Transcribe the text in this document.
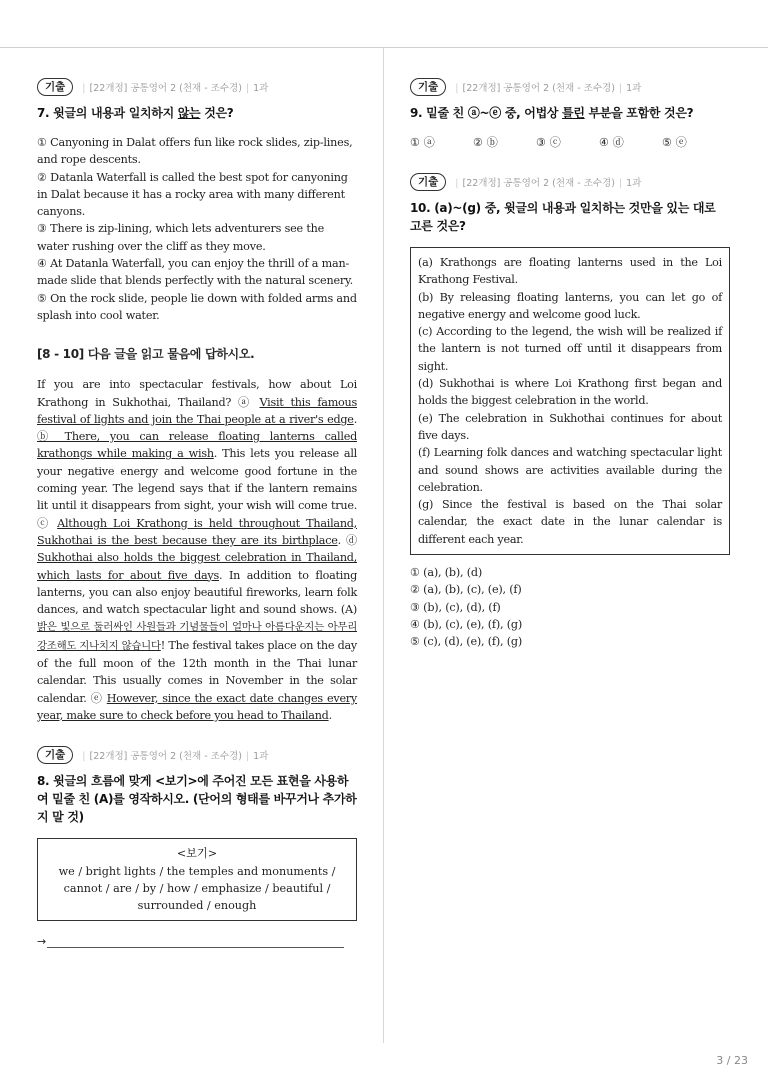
기출	| [22개정] 공통영어 2 (천재 - 조수경) | 1과
7. 윗글의 내용과 일치하지 않는 것은?
① Canyoning in Dalat offers fun like rock slides, zip-lines, and rope descents.
② Datanla Waterfall is called the best spot for canyoning in Dalat because it has a rocky area with many different canyons.
③ There is zip-lining, which lets adventurers see the water rushing over the cliff as they move.
④ At Datanla Waterfall, you can enjoy the thrill of a man-made slide that blends perfectly with the natural scenery.
⑤ On the rock slide, people lie down with folded arms and splash into cool water.
[8 - 10] 다음 글을 읽고 물음에 답하시오.
If you are into spectacular festivals, how about Loi Krathong in Sukhothai, Thailand? ⓐ Visit this famous festival of lights and join the Thai people at a river's edge. ⓑ There, you can release floating lanterns called krathongs while making a wish. This lets you release all your negative energy and welcome good fortune in the coming year. The legend says that if the lantern remains lit until it disappears from sight, your wish will come true. ⓒ Although Loi Krathong is held throughout Thailand, Sukhothai is the best because they are its birthplace. ⓓ Sukhothai also holds the biggest celebration in Thailand, which lasts for about five days. In addition to floating lanterns, you can also enjoy beautiful fireworks, learn folk dances, and watch spectacular light and sound shows. (A) 밝은 빛으로 둘러싸인 사원들과 기념물들이 얼마나 아름다운지는 아무리 강조해도 지나치지 않습니다! The festival takes place on the day of the full moon of the 12th month in the Thai lunar calendar. This usually comes in November in the solar calendar. ⓔ However, since the exact date changes every year, make sure to check before you head to Thailand.
기출	| [22개정] 공통영어 2 (천재 - 조수경) | 1과
8. 윗글의 흐름에 맞게 <보기>에 주어진 모든 표현을 사용하여 밑줄 친 (A)를 영작하시오. (단어의 형태를 바꾸거나 추가하지 말 것)
<보기>
we / bright lights / the temples and monuments / cannot / are / by / how / emphasize / beautiful / surrounded / enough
→
기출	| [22개정] 공통영어 2 (천재 - 조수경) | 1과
9. 밑줄 친 ⓐ~ⓔ 중, 어법상 틀린 부분을 포함한 것은?
① ⓐ	② ⓑ	③ ⓒ	④ ⓓ	⑤ ⓔ
기출	| [22개정] 공통영어 2 (천재 - 조수경) | 1과
10. (a)~(g) 중, 윗글의 내용과 일치하는 것만을 있는 대로 고른 것은?
(a) Krathongs are floating lanterns used in the Loi Krathong Festival.
(b) By releasing floating lanterns, you can let go of negative energy and welcome good luck.
(c) According to the legend, the wish will be realized if the lantern is not turned off until it disappears from sight.
(d) Sukhothai is where Loi Krathong first began and holds the biggest celebration in the world.
(e) The celebration in Sukhothai continues for about five days.
(f) Learning folk dances and watching spectacular light and sound shows are activities available during the celebration.
(g) Since the festival is based on the Thai solar calendar, the exact date in the lunar calendar is different each year.
① (a), (b), (d)
② (a), (b), (c), (e), (f)
③ (b), (c), (d), (f)
④ (b), (c), (e), (f), (g)
⑤ (c), (d), (e), (f), (g)
3 / 23
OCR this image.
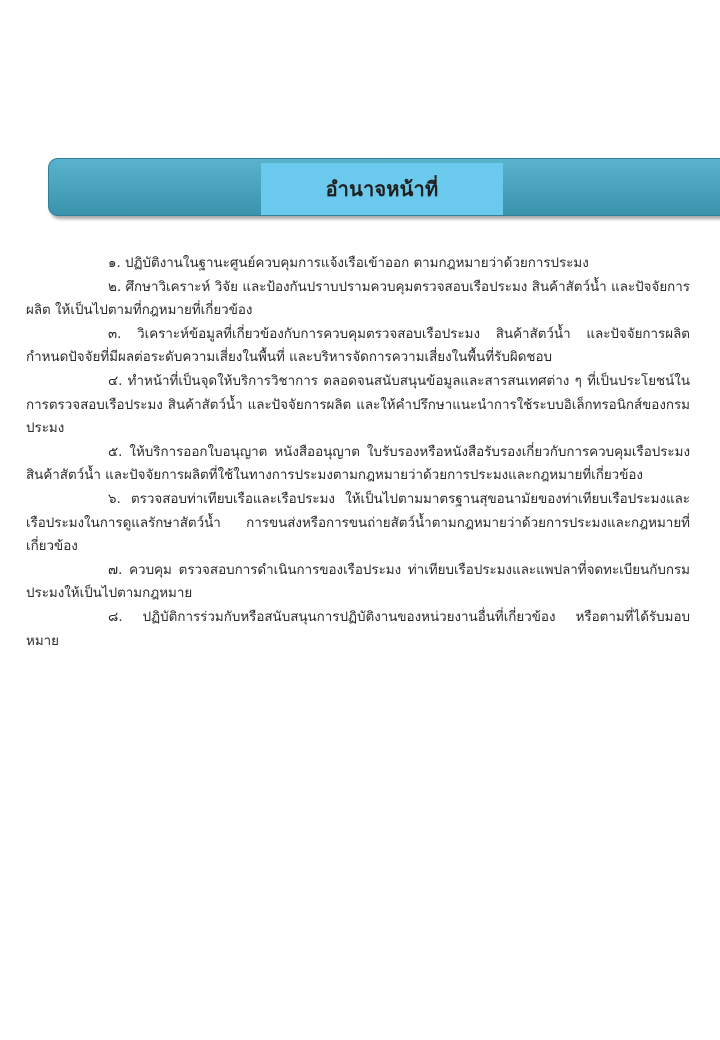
อำนาจหน้าที่

๑. ปฏิบัติงานในฐานะศูนย์ควบคุมการแจ้งเรือเข้าออก ตามกฎหมายว่าด้วยการประมง

๒. ศึกษาวิเคราะห์ วิจัย และป้องกันปราบปรามควบคุมตรวจสอบเรือประมง สินค้าสัตว์น้ำ และปัจจัยการผลิต ให้เป็นไปตามที่กฎหมายที่เกี่ยวข้อง

๓. วิเคราะห์ข้อมูลที่เกี่ยวข้องกับการควบคุมตรวจสอบเรือประมง สินค้าสัตว์น้ำ และปัจจัยการผลิต กำหนดปัจจัยที่มีผลต่อระดับความเสี่ยงในพื้นที่ และบริหารจัดการความเสี่ยงในพื้นที่รับผิดชอบ

๔. ทำหน้าที่เป็นจุดให้บริการวิชาการ ตลอดจนสนับสนุนข้อมูลและสารสนเทศต่าง ๆ ที่เป็นประโยชน์ในการตรวจสอบเรือประมง สินค้าสัตว์น้ำ และปัจจัยการผลิต และให้คำปรึกษาแนะนำการใช้ระบบอิเล็กทรอนิกส์ของกรมประมง

๕. ให้บริการออกใบอนุญาต หนังสืออนุญาต ใบรับรองหรือหนังสือรับรองเกี่ยวกับการควบคุมเรือประมง สินค้าสัตว์น้ำ และปัจจัยการผลิตที่ใช้ในทางการประมงตามกฎหมายว่าด้วยการประมงและกฎหมายที่เกี่ยวข้อง

๖. ตรวจสอบท่าเทียบเรือและเรือประมง ให้เป็นไปตามมาตรฐานสุขอนามัยของท่าเทียบเรือประมงและเรือประมงในการดูแลรักษาสัตว์น้ำ การขนส่งหรือการขนถ่ายสัตว์น้ำตามกฎหมายว่าด้วยการประมงและกฎหมายที่เกี่ยวข้อง

๗. ควบคุม ตรวจสอบการดำเนินการของเรือประมง ท่าเทียบเรือประมงและแพปลาที่จดทะเบียนกับกรมประมงให้เป็นไปตามกฎหมาย

๘. ปฏิบัติการร่วมกับหรือสนับสนุนการปฏิบัติงานของหน่วยงานอื่นที่เกี่ยวข้อง หรือตามที่ได้รับมอบหมาย
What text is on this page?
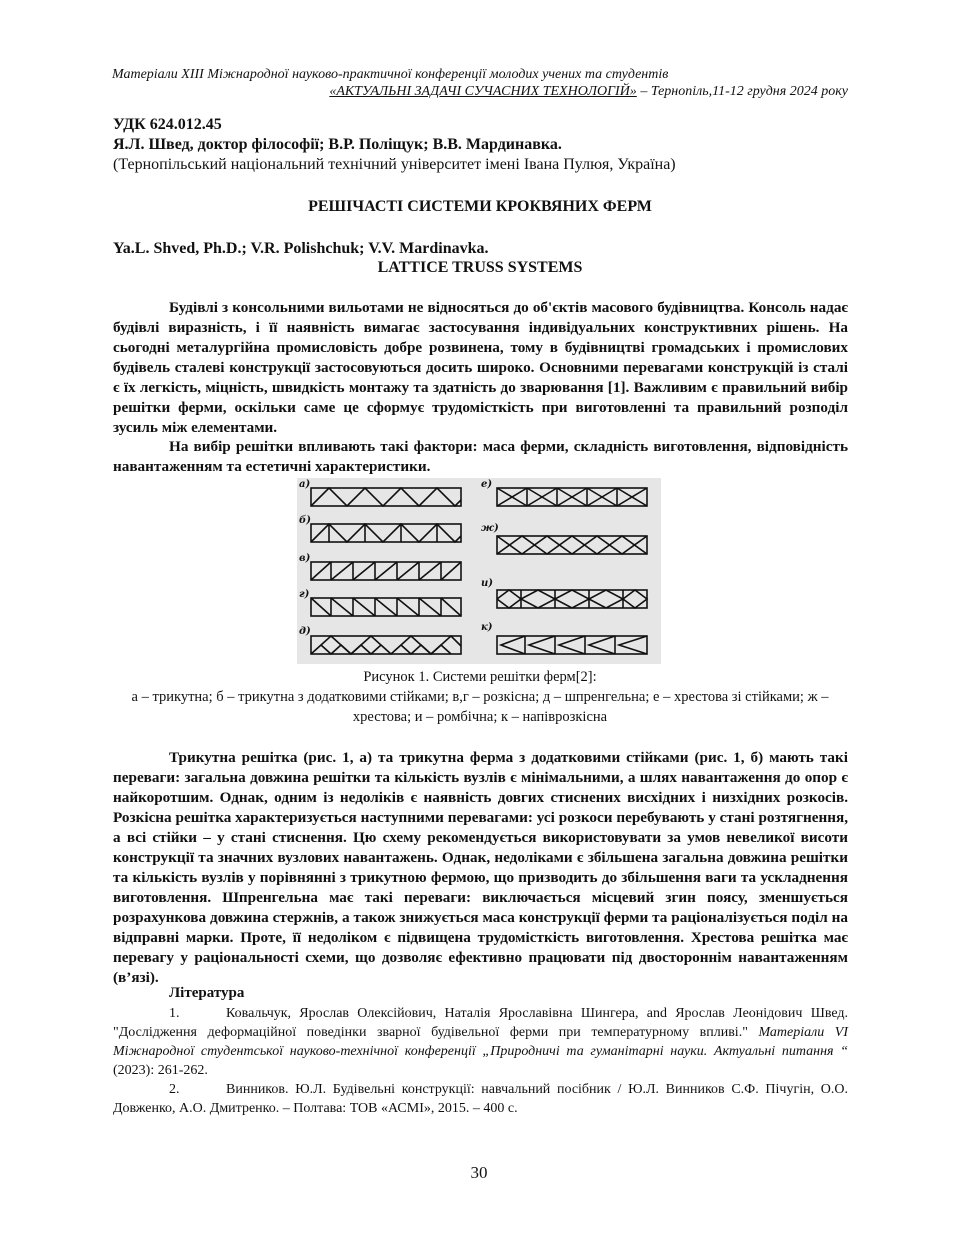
Матеріали ХІІІ Міжнародної науково-практичної конференції молодих учених та студентів
«АКТУАЛЬНІ ЗАДАЧІ СУЧАСНИХ ТЕХНОЛОГІЙ» – Тернопіль,11-12 грудня 2024 року
УДК 624.012.45
Я.Л. Швед, доктор філософії; В.Р. Поліщук; В.В. Мардинавка.
(Тернопільський національний технічний університет імені Івана Пулюя, Україна)
РЕШІЧАСТІ СИСТЕМИ КРОКВЯНИХ ФЕРМ
Ya.L. Shved, Ph.D.; V.R. Polishchuk; V.V. Mardinavka.
LATTICE TRUSS SYSTEMS

Будівлі з консольними вильотами не відносяться до об'єктів масового будівництва. Консоль надає будівлі виразність, і її наявність вимагає застосування індивідуальних конструктивних рішень. На сьогодні металургійна промисловість добре розвинена, тому в будівництві громадських і промислових будівель сталеві конструкції застосовуються досить широко. Основними перевагами конструкцій із сталі є їх легкість, міцність, швидкість монтажу та здатність до зварювання [1]. Важливим є правильний вибір решітки ферми, оскільки саме це сформує трудомісткість при виготовленні та правильний розподіл зусиль між елементами.

На вибір решітки впливають такі фактори: маса ферми, складність виготовлення, відповідність навантаженням та естетичні характеристики.

а)
б)
в)
г)
д)
е)
ж)
и)
к)
Рисунок 1. Системи решітки ферм[2]:
а – трикутна; б – трикутна з додатковими стійками; в,г – розкісна; д – шпренгельна; е – хрестова зі стійками; ж – хрестова; и – ромбічна; к – напіврозкісна

Трикутна решітка (рис. 1, а) та трикутна ферма з додатковими стійками (рис. 1, б) мають такі переваги: загальна довжина решітки та кількість вузлів є мінімальними, а шлях навантаження до опор є найкоротшим. Однак, одним із недоліків є наявність довгих стиснених висхідних і низхідних розкосів. Розкісна решітка характеризується наступними перевагами: усі розкоси перебувають у стані розтягнення, а всі стійки – у стані стиснення. Цю схему рекомендується використовувати за умов невеликої висоти конструкції та значних вузлових навантажень. Однак, недоліками є збільшена загальна довжина решітки та кількість вузлів у порівнянні з трикутною фермою, що призводить до збільшення ваги та ускладнення виготовлення. Шпренгельна має такі переваги: виключається місцевий згин поясу, зменшується розрахункова довжина стержнів, а також знижується маса конструкції ферми та раціоналізується поділ на відправні марки. Проте, її недоліком є підвищена трудомісткість виготовлення. Хрестова решітка має перевагу у раціональності схеми, що дозволяє ефективно працювати під двостороннім навантаженням (в’язі).

Література
1.	Ковальчук, Ярослав Олексійович, Наталія Ярославівна Шингера, and Ярослав Леонідович Швед. "Дослідження деформаційної поведінки зварної будівельної ферми при температурному впливі." Матеріали VI Міжнародної студентської науково-технічної конференції „Природничі та гуманітарні науки. Актуальні питання “ (2023): 261-262.
2.	Винников. Ю.Л. Будівельні конструкції: навчальний посібник / Ю.Л. Винников С.Ф. Пічугін, О.О. Довженко, А.О. Дмитренко. – Полтава: ТОВ «АСМІ», 2015. – 400 с.
30
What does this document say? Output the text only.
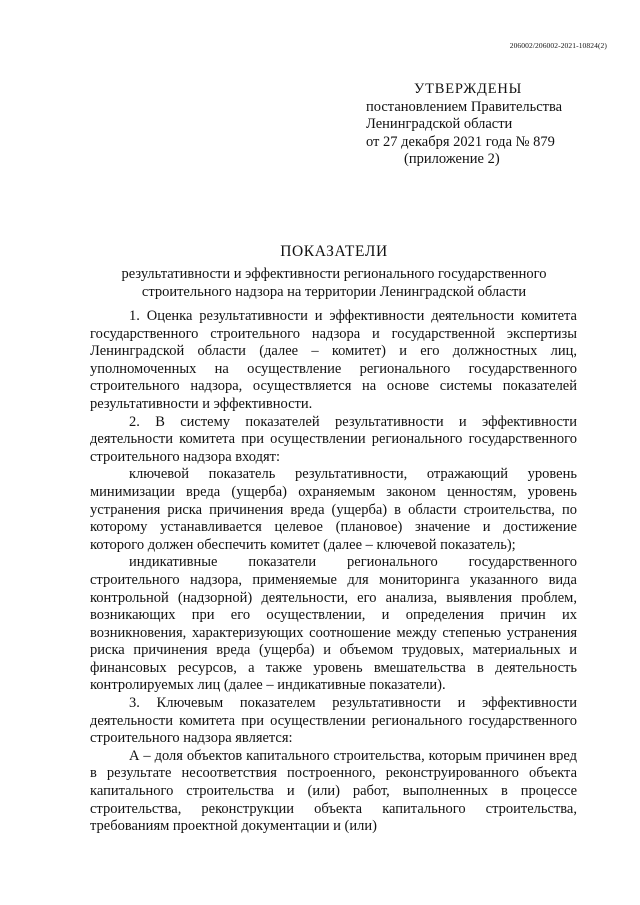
206002/206002-2021-10824(2)
УТВЕРЖДЕНЫ
постановлением Правительства
Ленинградской области
от 27 декабря 2021 года № 879
(приложение 2)
ПОКАЗАТЕЛИ
результативности и эффективности регионального государственного строительного надзора на территории Ленинградской области

1. Оценка результативности и эффективности деятельности комитета государственного строительного надзора и государственной экспертизы Ленинградской области (далее – комитет) и его должностных лиц, уполномоченных на осуществление регионального государственного строительного надзора, осуществляется на основе системы показателей результативности и эффективности.

2. В систему показателей результативности и эффективности деятельности комитета при осуществлении регионального государственного строительного надзора входят:

ключевой показатель результативности, отражающий уровень минимизации вреда (ущерба) охраняемым законом ценностям, уровень устранения риска причинения вреда (ущерба) в области строительства, по которому устанавливается целевое (плановое) значение и достижение которого должен обеспечить комитет (далее – ключевой показатель);

индикативные показатели регионального государственного строительного надзора, применяемые для мониторинга указанного вида контрольной (надзорной) деятельности, его анализа, выявления проблем, возникающих при его осуществлении, и определения причин их возникновения, характеризующих соотношение между степенью устранения риска причинения вреда (ущерба) и объемом трудовых, материальных и финансовых ресурсов, а также уровень вмешательства в деятельность контролируемых лиц (далее – индикативные показатели).

3. Ключевым показателем результативности и эффективности деятельности комитета при осуществлении регионального государственного строительного надзора является:

А – доля объектов капитального строительства, которым причинен вред в результате несоответствия построенного, реконструированного объекта капитального строительства и (или) работ, выполненных в процессе строительства, реконструкции объекта капитального строительства, требованиям проектной документации и (или)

------------

▶ [YOUR GOAL] Copy out every line from the data above that has "What" in it.

▶ [TASK RESPONSE]
What text is on this page?
What does this document say? Output the text only.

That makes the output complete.